- _Given data_:
—————

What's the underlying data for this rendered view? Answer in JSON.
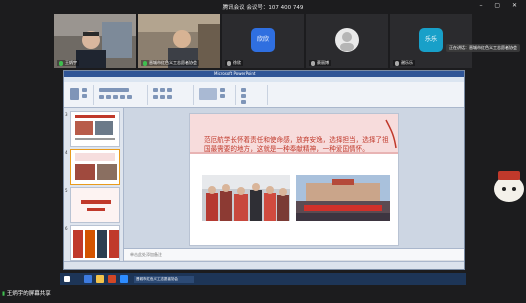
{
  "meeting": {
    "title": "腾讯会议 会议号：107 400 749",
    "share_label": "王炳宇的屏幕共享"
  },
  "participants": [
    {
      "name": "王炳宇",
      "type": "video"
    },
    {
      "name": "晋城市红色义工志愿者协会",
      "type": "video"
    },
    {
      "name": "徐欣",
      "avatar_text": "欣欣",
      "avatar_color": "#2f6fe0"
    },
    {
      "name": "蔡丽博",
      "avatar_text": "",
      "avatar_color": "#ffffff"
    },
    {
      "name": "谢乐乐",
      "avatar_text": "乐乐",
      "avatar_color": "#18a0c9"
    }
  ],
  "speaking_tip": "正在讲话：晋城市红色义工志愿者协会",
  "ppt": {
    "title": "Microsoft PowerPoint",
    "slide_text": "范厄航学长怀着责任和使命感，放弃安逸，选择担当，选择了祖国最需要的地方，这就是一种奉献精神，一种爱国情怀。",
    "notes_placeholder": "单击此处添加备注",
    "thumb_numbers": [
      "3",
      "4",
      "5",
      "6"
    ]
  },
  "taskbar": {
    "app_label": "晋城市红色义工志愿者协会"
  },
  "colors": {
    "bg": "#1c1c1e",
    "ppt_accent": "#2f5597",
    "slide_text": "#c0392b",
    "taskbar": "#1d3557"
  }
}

—————

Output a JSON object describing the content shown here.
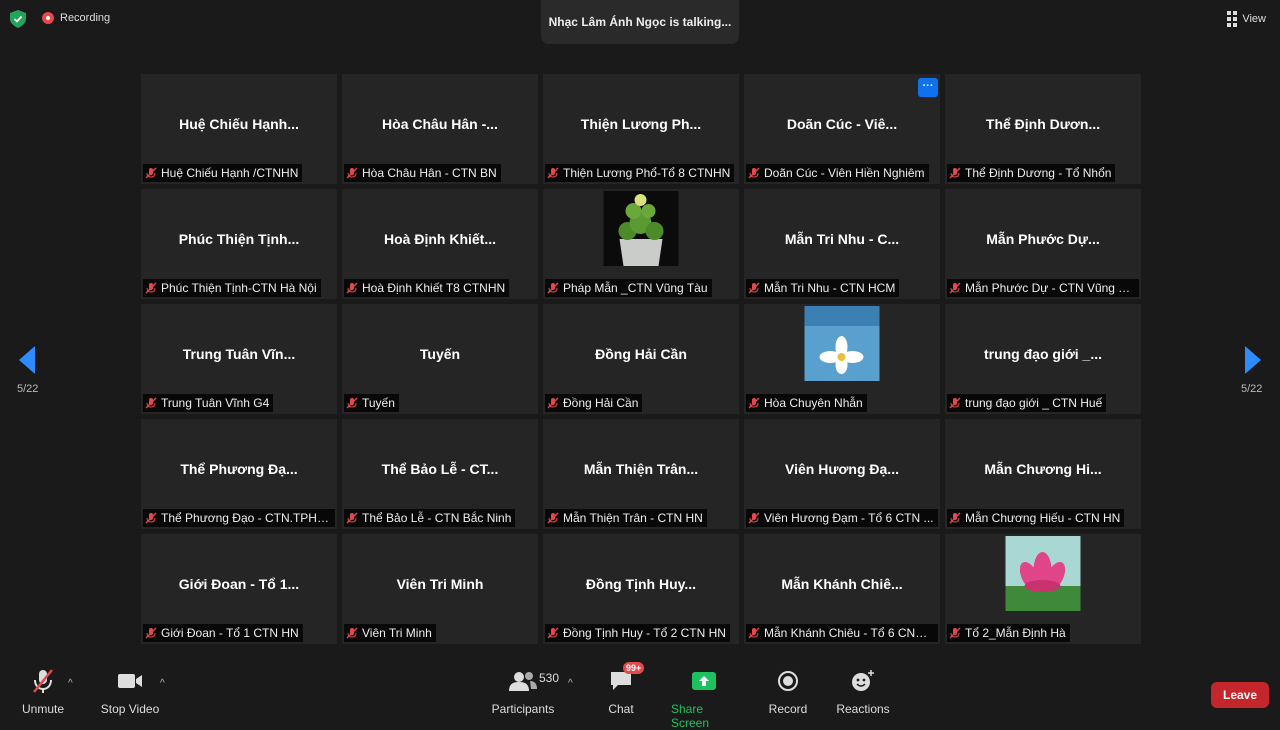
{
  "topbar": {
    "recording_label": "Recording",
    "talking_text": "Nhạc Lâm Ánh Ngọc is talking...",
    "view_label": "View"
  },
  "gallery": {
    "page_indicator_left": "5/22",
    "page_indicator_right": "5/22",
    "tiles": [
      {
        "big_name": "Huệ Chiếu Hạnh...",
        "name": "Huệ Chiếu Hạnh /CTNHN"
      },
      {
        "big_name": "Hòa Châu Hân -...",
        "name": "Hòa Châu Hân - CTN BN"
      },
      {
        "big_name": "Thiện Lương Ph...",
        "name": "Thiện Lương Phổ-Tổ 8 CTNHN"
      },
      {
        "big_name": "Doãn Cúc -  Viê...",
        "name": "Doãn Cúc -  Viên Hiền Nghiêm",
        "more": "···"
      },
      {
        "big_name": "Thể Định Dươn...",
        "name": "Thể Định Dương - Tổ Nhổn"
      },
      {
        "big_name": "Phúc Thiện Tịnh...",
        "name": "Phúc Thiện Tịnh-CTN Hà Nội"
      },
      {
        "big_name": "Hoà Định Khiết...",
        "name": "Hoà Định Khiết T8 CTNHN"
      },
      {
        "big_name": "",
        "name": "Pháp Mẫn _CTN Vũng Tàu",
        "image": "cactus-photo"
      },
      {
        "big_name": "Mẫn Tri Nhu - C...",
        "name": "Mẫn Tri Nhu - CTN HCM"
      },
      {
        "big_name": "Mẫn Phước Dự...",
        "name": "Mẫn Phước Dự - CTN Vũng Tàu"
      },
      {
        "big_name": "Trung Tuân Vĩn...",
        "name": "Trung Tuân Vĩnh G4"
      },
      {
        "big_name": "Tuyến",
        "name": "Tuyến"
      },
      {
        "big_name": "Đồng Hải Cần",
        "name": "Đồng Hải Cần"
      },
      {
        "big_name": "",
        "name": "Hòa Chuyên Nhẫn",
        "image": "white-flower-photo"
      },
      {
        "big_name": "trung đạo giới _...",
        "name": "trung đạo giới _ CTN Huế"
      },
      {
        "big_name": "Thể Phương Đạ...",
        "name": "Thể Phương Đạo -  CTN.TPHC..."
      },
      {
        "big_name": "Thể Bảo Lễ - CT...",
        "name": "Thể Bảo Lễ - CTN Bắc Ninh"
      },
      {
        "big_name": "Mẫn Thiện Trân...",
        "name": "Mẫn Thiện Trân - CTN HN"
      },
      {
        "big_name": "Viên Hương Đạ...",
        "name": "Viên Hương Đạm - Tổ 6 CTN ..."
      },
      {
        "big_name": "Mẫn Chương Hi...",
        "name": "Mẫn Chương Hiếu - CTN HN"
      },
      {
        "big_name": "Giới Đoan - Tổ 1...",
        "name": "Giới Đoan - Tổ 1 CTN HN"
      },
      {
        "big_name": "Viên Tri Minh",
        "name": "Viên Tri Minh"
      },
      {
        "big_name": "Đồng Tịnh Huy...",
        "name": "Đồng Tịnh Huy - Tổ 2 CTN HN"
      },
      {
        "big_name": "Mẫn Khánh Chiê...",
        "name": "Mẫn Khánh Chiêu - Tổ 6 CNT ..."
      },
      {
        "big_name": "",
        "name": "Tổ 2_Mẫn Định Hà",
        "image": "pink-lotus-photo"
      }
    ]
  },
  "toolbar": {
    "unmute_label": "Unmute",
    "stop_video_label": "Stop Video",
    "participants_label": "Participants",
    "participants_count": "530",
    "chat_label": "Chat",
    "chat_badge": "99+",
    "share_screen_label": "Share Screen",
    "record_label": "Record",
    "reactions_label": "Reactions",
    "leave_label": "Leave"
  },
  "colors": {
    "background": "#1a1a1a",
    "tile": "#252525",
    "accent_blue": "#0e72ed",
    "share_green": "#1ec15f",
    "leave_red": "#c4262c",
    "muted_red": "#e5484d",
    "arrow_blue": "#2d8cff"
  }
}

—————

Where a line contains "Viên", copy that line.

- _Solution for this exercise_:
        "name": "Doãn Cúc -  Viên Hiền Nghiêm",
        "big_name": "Viên Hương Đạ...",
        "name": "Viên Hương Đạm - Tổ 6 CTN ..."
        "big_name": "Viên Tri Minh",
        "name": "Viên Tri Minh"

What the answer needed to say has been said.